▸ What to work on:
Reproduce the following material exactly, including every line.

▸ Entries:
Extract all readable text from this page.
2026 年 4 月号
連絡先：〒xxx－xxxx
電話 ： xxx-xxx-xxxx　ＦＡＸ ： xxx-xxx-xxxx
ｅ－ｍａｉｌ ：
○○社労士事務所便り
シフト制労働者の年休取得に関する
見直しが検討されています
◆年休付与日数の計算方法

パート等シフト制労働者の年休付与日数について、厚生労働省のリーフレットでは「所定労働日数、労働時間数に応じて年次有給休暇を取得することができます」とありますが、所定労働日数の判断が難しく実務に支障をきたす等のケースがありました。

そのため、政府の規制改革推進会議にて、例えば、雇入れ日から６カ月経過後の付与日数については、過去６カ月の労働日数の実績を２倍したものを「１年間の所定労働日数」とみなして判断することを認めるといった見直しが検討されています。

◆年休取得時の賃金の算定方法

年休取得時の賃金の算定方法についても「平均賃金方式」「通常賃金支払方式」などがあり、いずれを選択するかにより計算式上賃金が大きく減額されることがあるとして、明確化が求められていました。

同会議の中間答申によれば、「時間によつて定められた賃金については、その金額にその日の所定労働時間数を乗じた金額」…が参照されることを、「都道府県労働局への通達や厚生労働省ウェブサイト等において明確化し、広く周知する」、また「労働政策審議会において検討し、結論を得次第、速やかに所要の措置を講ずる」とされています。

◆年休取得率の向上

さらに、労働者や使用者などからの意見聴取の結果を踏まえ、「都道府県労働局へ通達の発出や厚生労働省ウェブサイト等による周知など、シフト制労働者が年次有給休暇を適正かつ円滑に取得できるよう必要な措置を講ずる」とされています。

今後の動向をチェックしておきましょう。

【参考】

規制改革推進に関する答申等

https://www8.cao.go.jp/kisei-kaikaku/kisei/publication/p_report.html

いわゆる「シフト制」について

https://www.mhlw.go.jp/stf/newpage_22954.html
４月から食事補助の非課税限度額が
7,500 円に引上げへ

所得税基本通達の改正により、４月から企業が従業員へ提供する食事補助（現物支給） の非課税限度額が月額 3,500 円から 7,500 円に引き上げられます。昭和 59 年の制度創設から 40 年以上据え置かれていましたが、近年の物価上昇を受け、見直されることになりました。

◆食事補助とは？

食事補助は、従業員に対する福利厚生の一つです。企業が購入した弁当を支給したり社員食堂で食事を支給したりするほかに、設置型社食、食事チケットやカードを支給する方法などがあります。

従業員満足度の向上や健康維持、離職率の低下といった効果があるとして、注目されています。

▸ The solution:
Extract all readable text from this page.
2026 年 4 月号
連絡先：〒xxx－xxxx
電話 ： xxx-xxx-xxxx　ＦＡＸ ： xxx-xxx-xxxx
ｅ－ｍａｉｌ ：
○○社労士事務所便り
シフト制労働者の年休取得に関する
見直しが検討されています
◆年休付与日数の計算方法

パート等シフト制労働者の年休付与日数について、厚生労働省のリーフレットでは「所定労働日数、労働時間数に応じて年次有給休暇を取得することができます」とありますが、所定労働日数の判断が難しく実務に支障をきたす等のケースがありました。

そのため、政府の規制改革推進会議にて、例えば、雇入れ日から６カ月経過後の付与日数については、過去６カ月の労働日数の実績を２倍したものを「１年間の所定労働日数」とみなして判断することを認めるといった見直しが検討されています。

◆年休取得時の賃金の算定方法

年休取得時の賃金の算定方法についても「平均賃金方式」「通常賃金支払方式」などがあり、いずれを選択するかにより計算式上賃金が大きく減額されることがあるとして、明確化が求められていました。

同会議の中間答申によれば、「時間によつて定められた賃金については、その金額にその日の所定労働時間数を乗じた金額」…が参照されることを、「都道府県労働局への通達や厚生労働省ウェブサイト等において明確化し、広く周知する」、また「労働政策審議会において検討し、結論を得次第、速やかに所要の措置を講ずる」とされています。

◆年休取得率の向上

さらに、労働者や使用者などからの意見聴取の結果を踏まえ、「都道府県労働局へ通達の発出や厚生労働省ウェブサイト等による周知など、シフト制労働者が年次有給休暇を適正かつ円滑に取得できるよう必要な措置を講ずる」とされています。

今後の動向をチェックしておきましょう。

【参考】

規制改革推進に関する答申等

https://www8.cao.go.jp/kisei-kaikaku/kisei/publication/p_report.html

いわゆる「シフト制」について

https://www.mhlw.go.jp/stf/newpage_22954.html
４月から食事補助の非課税限度額が
7,500 円に引上げへ

所得税基本通達の改正により、４月から企業が従業員へ提供する食事補助（現物支給） の非課税限度額が月額 3,500 円から 7,500 円に引き上げられます。昭和 59 年の制度創設から 40 年以上据え置かれていましたが、近年の物価上昇を受け、見直されることになりました。

◆食事補助とは？

食事補助は、従業員に対する福利厚生の一つです。企業が購入した弁当を支給したり社員食堂で食事を支給したりするほかに、設置型社食、食事チケットやカードを支給する方法などがあります。

従業員満足度の向上や健康維持、離職率の低下といった効果があるとして、注目されています。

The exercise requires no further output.